■ Your goal
Go through the listing beneath this task and return every line that carries the string "name".

=== Items ===

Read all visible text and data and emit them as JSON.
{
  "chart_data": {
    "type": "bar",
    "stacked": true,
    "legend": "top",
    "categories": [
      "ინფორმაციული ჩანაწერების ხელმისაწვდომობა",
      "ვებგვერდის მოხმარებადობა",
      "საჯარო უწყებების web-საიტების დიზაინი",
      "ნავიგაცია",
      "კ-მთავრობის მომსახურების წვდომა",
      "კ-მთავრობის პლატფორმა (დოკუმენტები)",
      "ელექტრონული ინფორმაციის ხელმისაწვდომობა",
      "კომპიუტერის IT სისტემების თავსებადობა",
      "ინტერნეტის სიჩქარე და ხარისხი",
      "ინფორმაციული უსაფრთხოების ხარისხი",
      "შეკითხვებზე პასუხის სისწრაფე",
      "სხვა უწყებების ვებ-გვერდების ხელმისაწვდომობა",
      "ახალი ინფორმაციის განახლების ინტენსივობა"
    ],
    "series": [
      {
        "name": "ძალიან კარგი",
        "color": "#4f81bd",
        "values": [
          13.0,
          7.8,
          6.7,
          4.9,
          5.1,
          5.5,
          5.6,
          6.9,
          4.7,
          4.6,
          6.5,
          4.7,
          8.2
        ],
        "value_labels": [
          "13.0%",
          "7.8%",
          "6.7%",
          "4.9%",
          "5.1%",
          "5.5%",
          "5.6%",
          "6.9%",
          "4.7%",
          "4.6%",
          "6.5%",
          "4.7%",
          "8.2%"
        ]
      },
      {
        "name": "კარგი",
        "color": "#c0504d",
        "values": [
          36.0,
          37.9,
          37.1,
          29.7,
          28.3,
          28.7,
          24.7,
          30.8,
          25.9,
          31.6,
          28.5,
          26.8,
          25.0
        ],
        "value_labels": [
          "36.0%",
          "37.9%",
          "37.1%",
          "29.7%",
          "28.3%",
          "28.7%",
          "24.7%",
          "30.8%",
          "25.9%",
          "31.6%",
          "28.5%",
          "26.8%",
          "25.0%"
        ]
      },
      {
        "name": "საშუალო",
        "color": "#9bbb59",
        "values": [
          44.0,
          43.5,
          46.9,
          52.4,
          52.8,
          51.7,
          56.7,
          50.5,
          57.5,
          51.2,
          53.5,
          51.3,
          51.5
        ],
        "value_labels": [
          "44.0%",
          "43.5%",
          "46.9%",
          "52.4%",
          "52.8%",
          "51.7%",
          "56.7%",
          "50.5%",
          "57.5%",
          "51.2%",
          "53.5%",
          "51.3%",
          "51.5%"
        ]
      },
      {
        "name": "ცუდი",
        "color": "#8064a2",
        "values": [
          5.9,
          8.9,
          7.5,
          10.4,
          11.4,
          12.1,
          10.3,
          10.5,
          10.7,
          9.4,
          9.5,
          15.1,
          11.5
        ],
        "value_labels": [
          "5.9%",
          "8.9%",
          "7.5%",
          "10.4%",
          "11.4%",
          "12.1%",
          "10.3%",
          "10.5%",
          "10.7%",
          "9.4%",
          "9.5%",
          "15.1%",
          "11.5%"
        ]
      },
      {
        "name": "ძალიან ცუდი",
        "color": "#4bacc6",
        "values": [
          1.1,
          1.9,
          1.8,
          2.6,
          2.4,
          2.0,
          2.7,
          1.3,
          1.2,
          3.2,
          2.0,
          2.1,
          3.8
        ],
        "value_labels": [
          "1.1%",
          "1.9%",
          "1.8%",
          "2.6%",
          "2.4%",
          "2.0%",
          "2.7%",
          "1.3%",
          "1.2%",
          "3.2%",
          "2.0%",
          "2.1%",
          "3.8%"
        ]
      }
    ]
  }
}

===
=== Items ===

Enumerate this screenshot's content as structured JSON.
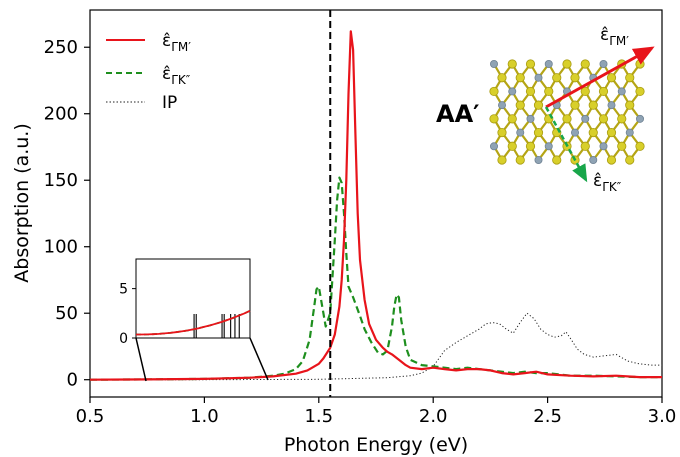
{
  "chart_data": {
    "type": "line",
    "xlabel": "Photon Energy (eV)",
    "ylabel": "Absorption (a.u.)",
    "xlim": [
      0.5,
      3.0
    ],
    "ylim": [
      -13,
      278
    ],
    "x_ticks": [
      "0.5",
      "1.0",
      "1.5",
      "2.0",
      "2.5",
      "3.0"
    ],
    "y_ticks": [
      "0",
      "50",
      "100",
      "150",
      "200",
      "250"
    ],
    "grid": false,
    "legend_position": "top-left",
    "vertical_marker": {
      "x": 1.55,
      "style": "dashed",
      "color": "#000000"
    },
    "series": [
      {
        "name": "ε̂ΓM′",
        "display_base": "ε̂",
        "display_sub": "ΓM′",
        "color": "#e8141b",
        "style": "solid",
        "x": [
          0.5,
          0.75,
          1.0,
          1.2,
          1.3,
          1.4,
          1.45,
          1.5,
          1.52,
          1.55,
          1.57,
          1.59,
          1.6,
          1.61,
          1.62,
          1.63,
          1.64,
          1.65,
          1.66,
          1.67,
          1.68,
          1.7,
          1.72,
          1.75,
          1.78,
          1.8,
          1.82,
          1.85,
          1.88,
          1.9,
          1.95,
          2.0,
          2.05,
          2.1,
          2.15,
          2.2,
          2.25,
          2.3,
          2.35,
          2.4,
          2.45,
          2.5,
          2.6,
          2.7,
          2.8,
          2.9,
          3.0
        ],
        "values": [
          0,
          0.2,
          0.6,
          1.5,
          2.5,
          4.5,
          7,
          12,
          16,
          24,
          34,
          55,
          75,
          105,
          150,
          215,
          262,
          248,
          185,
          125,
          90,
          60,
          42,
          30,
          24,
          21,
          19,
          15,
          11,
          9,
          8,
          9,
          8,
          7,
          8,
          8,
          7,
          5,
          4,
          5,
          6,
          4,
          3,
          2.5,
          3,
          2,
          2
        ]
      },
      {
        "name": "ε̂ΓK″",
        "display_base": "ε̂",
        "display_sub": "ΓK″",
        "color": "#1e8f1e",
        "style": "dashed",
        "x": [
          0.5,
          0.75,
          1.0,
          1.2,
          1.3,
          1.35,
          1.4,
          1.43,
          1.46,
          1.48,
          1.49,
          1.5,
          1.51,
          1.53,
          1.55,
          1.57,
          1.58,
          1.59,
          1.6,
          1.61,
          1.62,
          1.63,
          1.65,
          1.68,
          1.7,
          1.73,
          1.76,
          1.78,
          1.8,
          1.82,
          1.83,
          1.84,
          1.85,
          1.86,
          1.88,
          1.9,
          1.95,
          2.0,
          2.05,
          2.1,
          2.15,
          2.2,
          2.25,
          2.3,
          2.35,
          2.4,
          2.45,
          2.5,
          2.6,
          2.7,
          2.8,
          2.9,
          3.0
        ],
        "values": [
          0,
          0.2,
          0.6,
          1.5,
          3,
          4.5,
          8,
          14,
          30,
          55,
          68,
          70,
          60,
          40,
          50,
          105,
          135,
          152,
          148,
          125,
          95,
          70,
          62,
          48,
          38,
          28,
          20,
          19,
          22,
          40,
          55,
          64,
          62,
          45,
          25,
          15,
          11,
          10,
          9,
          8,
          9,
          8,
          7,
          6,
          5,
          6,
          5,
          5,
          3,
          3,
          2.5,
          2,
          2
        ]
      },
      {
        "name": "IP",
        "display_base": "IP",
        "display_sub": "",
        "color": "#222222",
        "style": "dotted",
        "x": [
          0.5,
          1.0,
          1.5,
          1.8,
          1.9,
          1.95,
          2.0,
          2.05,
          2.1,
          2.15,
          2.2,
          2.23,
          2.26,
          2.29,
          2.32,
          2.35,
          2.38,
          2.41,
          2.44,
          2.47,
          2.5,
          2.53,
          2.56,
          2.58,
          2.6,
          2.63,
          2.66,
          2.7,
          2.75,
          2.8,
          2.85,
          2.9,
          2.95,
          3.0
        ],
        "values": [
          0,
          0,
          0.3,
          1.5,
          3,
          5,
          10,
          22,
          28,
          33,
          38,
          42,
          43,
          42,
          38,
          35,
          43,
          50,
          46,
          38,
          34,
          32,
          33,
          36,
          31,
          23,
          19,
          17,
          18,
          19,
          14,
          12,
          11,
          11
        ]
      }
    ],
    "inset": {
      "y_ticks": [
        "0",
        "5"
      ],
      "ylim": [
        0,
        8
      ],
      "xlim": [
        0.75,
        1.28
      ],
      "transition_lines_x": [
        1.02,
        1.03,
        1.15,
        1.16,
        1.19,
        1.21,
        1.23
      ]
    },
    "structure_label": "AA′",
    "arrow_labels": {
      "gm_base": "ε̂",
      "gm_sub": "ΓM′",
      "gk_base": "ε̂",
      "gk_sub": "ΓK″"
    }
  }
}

===

■ Completed task
        "name": "ძალიან კარგი",
        "name": "კარგი",
        "name": "საშუალო",
        "name": "ცუდი",
        "name": "ძალიან ცუდი",
        "name": "ε̂ΓM′",
        "name": "ε̂ΓK″",
        "name": "IP",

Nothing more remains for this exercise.